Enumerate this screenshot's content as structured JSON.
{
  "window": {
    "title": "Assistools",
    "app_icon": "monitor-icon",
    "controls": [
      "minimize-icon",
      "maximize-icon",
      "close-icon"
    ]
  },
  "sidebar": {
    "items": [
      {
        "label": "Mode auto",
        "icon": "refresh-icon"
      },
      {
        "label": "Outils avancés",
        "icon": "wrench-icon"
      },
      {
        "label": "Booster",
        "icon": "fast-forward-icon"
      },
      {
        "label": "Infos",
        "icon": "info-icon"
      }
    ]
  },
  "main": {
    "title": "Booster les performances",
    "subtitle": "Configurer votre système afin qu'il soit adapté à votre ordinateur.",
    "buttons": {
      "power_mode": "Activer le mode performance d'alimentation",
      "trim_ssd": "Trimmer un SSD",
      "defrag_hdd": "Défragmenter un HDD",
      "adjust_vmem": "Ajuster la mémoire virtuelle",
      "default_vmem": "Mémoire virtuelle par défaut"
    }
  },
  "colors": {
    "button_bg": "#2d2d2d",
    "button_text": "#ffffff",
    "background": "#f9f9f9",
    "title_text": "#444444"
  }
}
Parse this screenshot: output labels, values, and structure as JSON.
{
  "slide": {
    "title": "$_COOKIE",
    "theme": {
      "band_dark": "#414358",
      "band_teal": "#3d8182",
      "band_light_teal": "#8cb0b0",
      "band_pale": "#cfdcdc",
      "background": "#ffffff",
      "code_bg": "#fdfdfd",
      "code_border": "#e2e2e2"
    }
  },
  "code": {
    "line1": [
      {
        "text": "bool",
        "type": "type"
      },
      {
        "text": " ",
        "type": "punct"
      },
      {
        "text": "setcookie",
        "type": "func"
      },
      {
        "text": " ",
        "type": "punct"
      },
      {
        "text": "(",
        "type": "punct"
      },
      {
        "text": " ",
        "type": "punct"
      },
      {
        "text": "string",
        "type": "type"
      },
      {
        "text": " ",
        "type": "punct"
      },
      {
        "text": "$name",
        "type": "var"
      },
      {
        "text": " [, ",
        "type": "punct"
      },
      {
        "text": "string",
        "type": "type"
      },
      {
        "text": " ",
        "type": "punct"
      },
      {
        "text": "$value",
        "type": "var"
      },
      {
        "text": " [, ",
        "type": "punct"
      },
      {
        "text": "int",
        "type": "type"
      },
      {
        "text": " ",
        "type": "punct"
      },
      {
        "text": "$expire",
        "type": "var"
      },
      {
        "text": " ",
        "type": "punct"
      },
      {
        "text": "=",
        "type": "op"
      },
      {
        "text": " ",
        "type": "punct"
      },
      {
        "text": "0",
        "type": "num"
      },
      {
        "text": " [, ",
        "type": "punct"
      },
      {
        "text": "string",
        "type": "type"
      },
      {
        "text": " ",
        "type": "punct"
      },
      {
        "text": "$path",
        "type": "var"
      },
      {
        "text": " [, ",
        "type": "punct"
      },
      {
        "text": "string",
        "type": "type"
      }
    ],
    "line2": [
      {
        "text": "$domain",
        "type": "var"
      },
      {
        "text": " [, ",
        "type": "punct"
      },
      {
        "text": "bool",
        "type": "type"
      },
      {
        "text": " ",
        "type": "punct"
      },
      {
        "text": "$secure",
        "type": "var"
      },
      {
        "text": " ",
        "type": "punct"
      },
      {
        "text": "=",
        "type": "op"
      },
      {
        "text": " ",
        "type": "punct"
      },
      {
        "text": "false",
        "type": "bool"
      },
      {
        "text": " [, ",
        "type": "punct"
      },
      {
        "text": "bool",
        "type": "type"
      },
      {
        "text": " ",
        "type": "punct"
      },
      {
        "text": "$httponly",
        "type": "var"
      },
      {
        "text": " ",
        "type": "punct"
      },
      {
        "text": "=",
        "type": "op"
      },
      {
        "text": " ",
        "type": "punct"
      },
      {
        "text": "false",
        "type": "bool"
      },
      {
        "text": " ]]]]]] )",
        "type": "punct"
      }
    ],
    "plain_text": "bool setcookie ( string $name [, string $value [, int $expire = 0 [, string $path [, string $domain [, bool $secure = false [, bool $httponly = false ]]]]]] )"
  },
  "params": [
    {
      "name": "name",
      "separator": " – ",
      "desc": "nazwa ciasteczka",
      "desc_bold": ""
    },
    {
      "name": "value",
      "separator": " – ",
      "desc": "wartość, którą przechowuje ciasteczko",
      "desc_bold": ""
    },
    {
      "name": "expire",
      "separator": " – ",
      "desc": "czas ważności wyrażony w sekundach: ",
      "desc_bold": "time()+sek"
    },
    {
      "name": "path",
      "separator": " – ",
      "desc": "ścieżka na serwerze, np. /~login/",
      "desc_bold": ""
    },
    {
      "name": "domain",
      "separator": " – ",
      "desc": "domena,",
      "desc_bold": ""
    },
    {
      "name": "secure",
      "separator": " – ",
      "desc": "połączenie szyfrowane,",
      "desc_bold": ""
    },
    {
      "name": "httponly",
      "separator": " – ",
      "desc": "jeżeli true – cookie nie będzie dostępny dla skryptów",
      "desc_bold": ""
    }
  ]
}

⁂

# Aim:
Your task is to give the records above again, exactly.

# Complete response:
Enumerate this screenshot's content as structured JSON.
{
  "window": {
    "title": "Assistools",
    "app_icon": "monitor-icon",
    "controls": [
      "minimize-icon",
      "maximize-icon",
      "close-icon"
    ]
  },
  "sidebar": {
    "items": [
      {
        "label": "Mode auto",
        "icon": "refresh-icon"
      },
      {
        "label": "Outils avancés",
        "icon": "wrench-icon"
      },
      {
        "label": "Booster",
        "icon": "fast-forward-icon"
      },
      {
        "label": "Infos",
        "icon": "info-icon"
      }
    ]
  },
  "main": {
    "title": "Booster les performances",
    "subtitle": "Configurer votre système afin qu'il soit adapté à votre ordinateur.",
    "buttons": {
      "power_mode": "Activer le mode performance d'alimentation",
      "trim_ssd": "Trimmer un SSD",
      "defrag_hdd": "Défragmenter un HDD",
      "adjust_vmem": "Ajuster la mémoire virtuelle",
      "default_vmem": "Mémoire virtuelle par défaut"
    }
  },
  "colors": {
    "button_bg": "#2d2d2d",
    "button_text": "#ffffff",
    "background": "#f9f9f9",
    "title_text": "#444444"
  }
}
Parse this screenshot: output labels, values, and structure as JSON.
{
  "slide": {
    "title": "$_COOKIE",
    "theme": {
      "band_dark": "#414358",
      "band_teal": "#3d8182",
      "band_light_teal": "#8cb0b0",
      "band_pale": "#cfdcdc",
      "background": "#ffffff",
      "code_bg": "#fdfdfd",
      "code_border": "#e2e2e2"
    }
  },
  "code": {
    "line1": [
      {
        "text": "bool",
        "type": "type"
      },
      {
        "text": " ",
        "type": "punct"
      },
      {
        "text": "setcookie",
        "type": "func"
      },
      {
        "text": " ",
        "type": "punct"
      },
      {
        "text": "(",
        "type": "punct"
      },
      {
        "text": " ",
        "type": "punct"
      },
      {
        "text": "string",
        "type": "type"
      },
      {
        "text": " ",
        "type": "punct"
      },
      {
        "text": "$name",
        "type": "var"
      },
      {
        "text": " [, ",
        "type": "punct"
      },
      {
        "text": "string",
        "type": "type"
      },
      {
        "text": " ",
        "type": "punct"
      },
      {
        "text": "$value",
        "type": "var"
      },
      {
        "text": " [, ",
        "type": "punct"
      },
      {
        "text": "int",
        "type": "type"
      },
      {
        "text": " ",
        "type": "punct"
      },
      {
        "text": "$expire",
        "type": "var"
      },
      {
        "text": " ",
        "type": "punct"
      },
      {
        "text": "=",
        "type": "op"
      },
      {
        "text": " ",
        "type": "punct"
      },
      {
        "text": "0",
        "type": "num"
      },
      {
        "text": " [, ",
        "type": "punct"
      },
      {
        "text": "string",
        "type": "type"
      },
      {
        "text": " ",
        "type": "punct"
      },
      {
        "text": "$path",
        "type": "var"
      },
      {
        "text": " [, ",
        "type": "punct"
      },
      {
        "text": "string",
        "type": "type"
      }
    ],
    "line2": [
      {
        "text": "$domain",
        "type": "var"
      },
      {
        "text": " [, ",
        "type": "punct"
      },
      {
        "text": "bool",
        "type": "type"
      },
      {
        "text": " ",
        "type": "punct"
      },
      {
        "text": "$secure",
        "type": "var"
      },
      {
        "text": " ",
        "type": "punct"
      },
      {
        "text": "=",
        "type": "op"
      },
      {
        "text": " ",
        "type": "punct"
      },
      {
        "text": "false",
        "type": "bool"
      },
      {
        "text": " [, ",
        "type": "punct"
      },
      {
        "text": "bool",
        "type": "type"
      },
      {
        "text": " ",
        "type": "punct"
      },
      {
        "text": "$httponly",
        "type": "var"
      },
      {
        "text": " ",
        "type": "punct"
      },
      {
        "text": "=",
        "type": "op"
      },
      {
        "text": " ",
        "type": "punct"
      },
      {
        "text": "false",
        "type": "bool"
      },
      {
        "text": " ]]]]]] )",
        "type": "punct"
      }
    ],
    "plain_text": "bool setcookie ( string $name [, string $value [, int $expire = 0 [, string $path [, string $domain [, bool $secure = false [, bool $httponly = false ]]]]]] )"
  },
  "params": [
    {
      "name": "name",
      "separator": " – ",
      "desc": "nazwa ciasteczka",
      "desc_bold": ""
    },
    {
      "name": "value",
      "separator": " – ",
      "desc": "wartość, którą przechowuje ciasteczko",
      "desc_bold": ""
    },
    {
      "name": "expire",
      "separator": " – ",
      "desc": "czas ważności wyrażony w sekundach: ",
      "desc_bold": "time()+sek"
    },
    {
      "name": "path",
      "separator": " – ",
      "desc": "ścieżka na serwerze, np. /~login/",
      "desc_bold": ""
    },
    {
      "name": "domain",
      "separator": " – ",
      "desc": "domena,",
      "desc_bold": ""
    },
    {
      "name": "secure",
      "separator": " – ",
      "desc": "połączenie szyfrowane,",
      "desc_bold": ""
    },
    {
      "name": "httponly",
      "separator": " – ",
      "desc": "jeżeli true – cookie nie będzie dostępny dla skryptów",
      "desc_bold": ""
    }
  ]
}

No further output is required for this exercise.